-- begin RECORDS FOR THE TASK --

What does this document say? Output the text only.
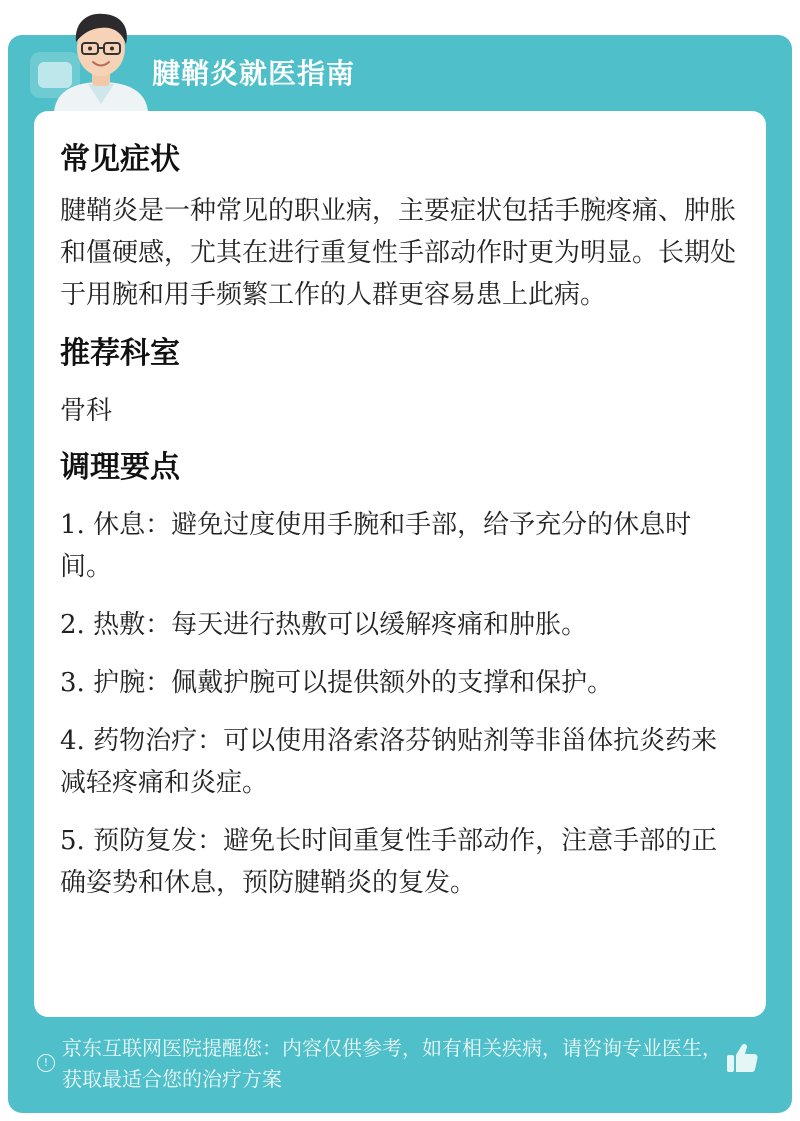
腱鞘炎就医指南
常见症状

腱鞘炎是一种常见的职业病，主要症状包括手腕疼痛、肿胀和僵硬感，尤其在进行重复性手部动作时更为明显。长期处于用腕和用手频繁工作的人群更容易患上此病。

推荐科室

骨科

调理要点
1. 休息：避免过度使用手腕和手部，给予充分的休息时间。
2. 热敷：每天进行热敷可以缓解疼痛和肿胀。
3. 护腕：佩戴护腕可以提供额外的支撑和保护。
4. 药物治疗：可以使用洛索洛芬钠贴剂等非甾体抗炎药来减轻疼痛和炎症。
5. 预防复发：避免长时间重复性手部动作，注意手部的正确姿势和休息，预防腱鞘炎的复发。
!
京东互联网医院提醒您：内容仅供参考，如有相关疾病，请咨询专业医生，获取最适合您的治疗方案
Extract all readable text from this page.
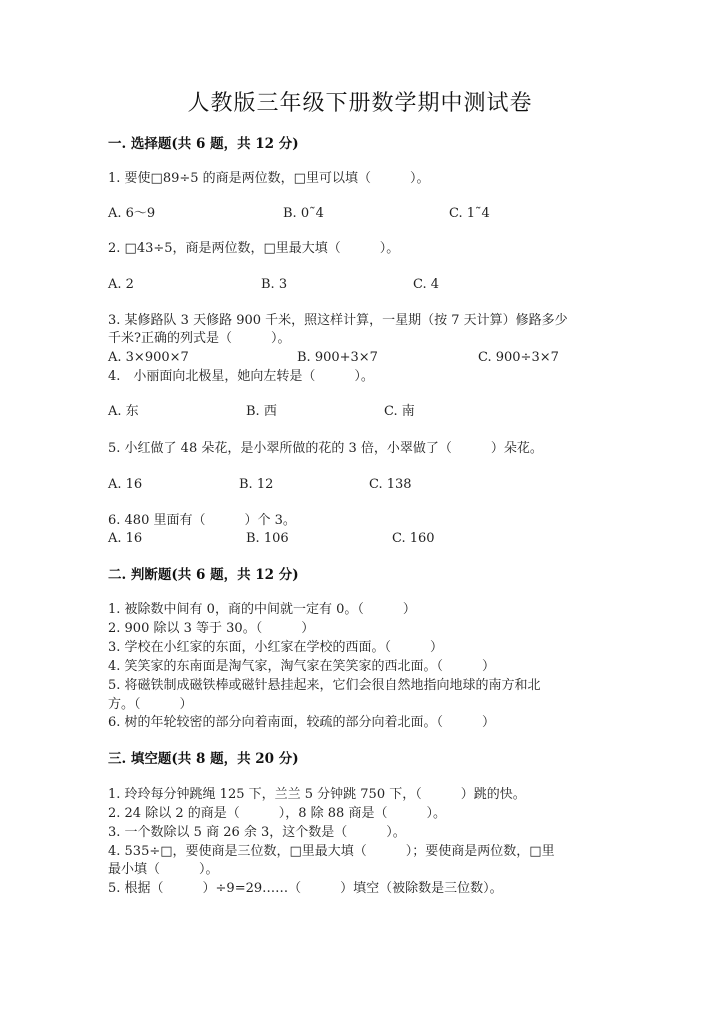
人教版三年级下册数学期中测试卷
一. 选择题(共 6 题，共 12 分)
1. 要使□89÷5 的商是两位数，□里可以填（　　　）。
A. 6～9	B. 0˜4	C. 1˜4
2. □43÷5，商是两位数，□里最大填（　　　）。
A. 2	B. 3	C. 4
3. 某修路队 3 天修路 900 千米，照这样计算，一星期（按 7 天计算）修路多少
千米?正确的列式是（　　　）。
A. 3×900×7	B. 900+3×7	C. 900÷3×7
4.　小丽面向北极星，她向左转是（　　　）。
A. 东	B. 西	C. 南
5. 小红做了 48 朵花，是小翠所做的花的 3 倍，小翠做了（　　　）朵花。
A. 16	B. 12	C. 138
6. 480 里面有（　　　）个 3。
A. 16	B. 106	C. 160
二. 判断题(共 6 题，共 12 分)
1. 被除数中间有 0，商的中间就一定有 0。（　　　）
2. 900 除以 3 等于 30。（　　　）
3. 学校在小红家的东面，小红家在学校的西面。（　　　）
4. 笑笑家的东南面是淘气家，淘气家在笑笑家的西北面。（　　　）
5. 将磁铁制成磁铁棒或磁针悬挂起来，它们会很自然地指向地球的南方和北
方。（　　　）
6. 树的年轮较密的部分向着南面，较疏的部分向着北面。（　　　）
三. 填空题(共 8 题，共 20 分)
1. 玲玲每分钟跳绳 125 下，兰兰 5 分钟跳 750 下，（　　　）跳的快。
2. 24 除以 2 的商是（　　　），8 除 88 商是（　　　）。
3. 一个数除以 5 商 26 余 3，这个数是（　　　）。
4. 535÷□，要使商是三位数，□里最大填（　　　）；要使商是两位数，□里
最小填（　　　）。
5. 根据（　　　）÷9=29……（　　　）填空（被除数是三位数）。
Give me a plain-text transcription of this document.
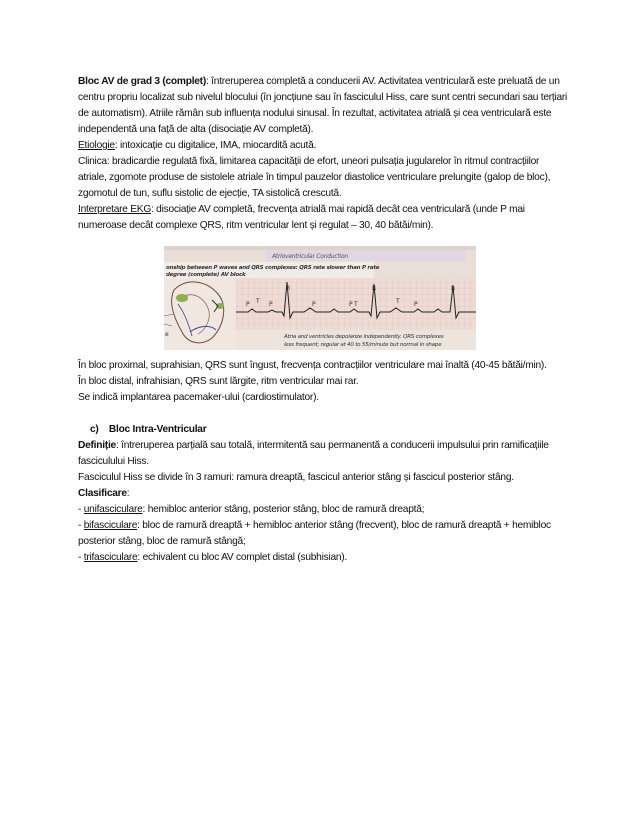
Bloc AV de grad 3 (complet): întreruperea completă a conducerii AV. Activitatea ventriculară este preluată de un centru propriu localizat sub nivelul blocului (în joncțiune sau în fasciculul Hiss, care sunt centri secundari sau terțiari de automatism). Atriile rămân sub influența nodului sinusal. În rezultat, activitatea atrială și cea ventriculară este independentă una față de alta (disociație AV completă).

Etiologie: intoxicație cu digitalice, IMA, miocardită acută.

Clinica: bradicardie regulată fixă, limitarea capacității de efort, uneori pulsația jugularelor în ritmul contracțiilor atriale, zgomote produse de sistolele atriale în timpul pauzelor diastolice ventriculare prelungite (galop de bloc), zgomotul de tun, suflu sistolic de ejecție, TA sistolică crescută.

Interpretare EKG: disociație AV completă, frecvența atrială mai rapidă decât cea ventriculară (unde P mai numeroase decât complexe QRS, ritm ventricular lent și regulat – 30, 40 bătăi/min).

Atrioventricular Conduction
onship between P waves and QRS complexes: QRS rate slower than P rate
degree (complete) AV block
R	R	R
T
P	P	P	P T	T P
e	Atria and ventricles depolarize independently. QRS complexes
less frequent; regular at 40 to 55/minute but normal in shape

În bloc proximal, suprahisian, QRS sunt îngust, frecvența contracțiilor ventriculare mai înaltă (40-45 bătăi/min).

În bloc distal, infrahisian, QRS sunt lărgite, ritm ventricular mai rar.

Se indică implantarea pacemaker-ului (cardiostimulator).

c) Bloc Intra-Ventricular

Definiție: întreruperea parțială sau totală, intermitentă sau permanentă a conducerii impulsului prin ramificațiile fasciculului Hiss.

Fasciculul Hiss se divide în 3 ramuri: ramura dreaptă, fascicul anterior stâng și fascicul posterior stâng.

Clasificare:

- unifasciculare: hemibloc anterior stâng, posterior stâng, bloc de ramură dreaptă;

- bifasciculare: bloc de ramură dreaptă + hemibloc anterior stâng (frecvent), bloc de ramură dreaptă + hemibloc posterior stâng, bloc de ramură stângă;

- trifasciculare: echivalent cu bloc AV complet distal (subhisian).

-- end RECORDS FOR THE TASK --

Output, exactly, all the records above; include no pictures.

What does this document say? Output the text only.
腱鞘炎就医指南
常见症状

腱鞘炎是一种常见的职业病，主要症状包括手腕疼痛、肿胀和僵硬感，尤其在进行重复性手部动作时更为明显。长期处于用腕和用手频繁工作的人群更容易患上此病。

推荐科室

骨科

调理要点
1. 休息：避免过度使用手腕和手部，给予充分的休息时间。
2. 热敷：每天进行热敷可以缓解疼痛和肿胀。
3. 护腕：佩戴护腕可以提供额外的支撑和保护。
4. 药物治疗：可以使用洛索洛芬钠贴剂等非甾体抗炎药来减轻疼痛和炎症。
5. 预防复发：避免长时间重复性手部动作，注意手部的正确姿势和休息，预防腱鞘炎的复发。
!
京东互联网医院提醒您：内容仅供参考，如有相关疾病，请咨询专业医生，获取最适合您的治疗方案
Extract all readable text from this page.
人教版三年级下册数学期中测试卷
一. 选择题(共 6 题，共 12 分)
1. 要使□89÷5 的商是两位数，□里可以填（　　　）。
A. 6～9	B. 0˜4	C. 1˜4
2. □43÷5，商是两位数，□里最大填（　　　）。
A. 2	B. 3	C. 4
3. 某修路队 3 天修路 900 千米，照这样计算，一星期（按 7 天计算）修路多少
千米?正确的列式是（　　　）。
A. 3×900×7	B. 900+3×7	C. 900÷3×7
4.　小丽面向北极星，她向左转是（　　　）。
A. 东	B. 西	C. 南
5. 小红做了 48 朵花，是小翠所做的花的 3 倍，小翠做了（　　　）朵花。
A. 16	B. 12	C. 138
6. 480 里面有（　　　）个 3。
A. 16	B. 106	C. 160
二. 判断题(共 6 题，共 12 分)
1. 被除数中间有 0，商的中间就一定有 0。（　　　）
2. 900 除以 3 等于 30。（　　　）
3. 学校在小红家的东面，小红家在学校的西面。（　　　）
4. 笑笑家的东南面是淘气家，淘气家在笑笑家的西北面。（　　　）
5. 将磁铁制成磁铁棒或磁针悬挂起来，它们会很自然地指向地球的南方和北
方。（　　　）
6. 树的年轮较密的部分向着南面，较疏的部分向着北面。（　　　）
三. 填空题(共 8 题，共 20 分)
1. 玲玲每分钟跳绳 125 下，兰兰 5 分钟跳 750 下，（　　　）跳的快。
2. 24 除以 2 的商是（　　　），8 除 88 商是（　　　）。
3. 一个数除以 5 商 26 余 3，这个数是（　　　）。
4. 535÷□，要使商是三位数，□里最大填（　　　）；要使商是两位数，□里
最小填（　　　）。
5. 根据（　　　）÷9=29……（　　　）填空（被除数是三位数）。
Give me a plain-text transcription of this document.
Bloc AV de grad 3 (complet): întreruperea completă a conducerii AV. Activitatea ventriculară este preluată de un centru propriu localizat sub nivelul blocului (în joncțiune sau în fasciculul Hiss, care sunt centri secundari sau terțiari de automatism). Atriile rămân sub influența nodului sinusal. În rezultat, activitatea atrială și cea ventriculară este independentă una față de alta (disociație AV completă).

Etiologie: intoxicație cu digitalice, IMA, miocardită acută.

Clinica: bradicardie regulată fixă, limitarea capacității de efort, uneori pulsația jugularelor în ritmul contracțiilor atriale, zgomote produse de sistolele atriale în timpul pauzelor diastolice ventriculare prelungite (galop de bloc), zgomotul de tun, suflu sistolic de ejecție, TA sistolică crescută.

Interpretare EKG: disociație AV completă, frecvența atrială mai rapidă decât cea ventriculară (unde P mai numeroase decât complexe QRS, ritm ventricular lent și regulat – 30, 40 bătăi/min).

Atrioventricular Conduction
onship between P waves and QRS complexes: QRS rate slower than P rate
degree (complete) AV block
R	R	R
T
P	P	P	P T	T P
e	Atria and ventricles depolarize independently. QRS complexes
less frequent; regular at 40 to 55/minute but normal in shape

În bloc proximal, suprahisian, QRS sunt îngust, frecvența contracțiilor ventriculare mai înaltă (40-45 bătăi/min).

În bloc distal, infrahisian, QRS sunt lărgite, ritm ventricular mai rar.

Se indică implantarea pacemaker-ului (cardiostimulator).

c) Bloc Intra-Ventricular

Definiție: întreruperea parțială sau totală, intermitentă sau permanentă a conducerii impulsului prin ramificațiile fasciculului Hiss.

Fasciculul Hiss se divide în 3 ramuri: ramura dreaptă, fascicul anterior stâng și fascicul posterior stâng.

Clasificare:

- unifasciculare: hemibloc anterior stâng, posterior stâng, bloc de ramură dreaptă;

- bifasciculare: bloc de ramură dreaptă + hemibloc anterior stâng (frecvent), bloc de ramură dreaptă + hemibloc posterior stâng, bloc de ramură stângă;

- trifasciculare: echivalent cu bloc AV complet distal (subhisian).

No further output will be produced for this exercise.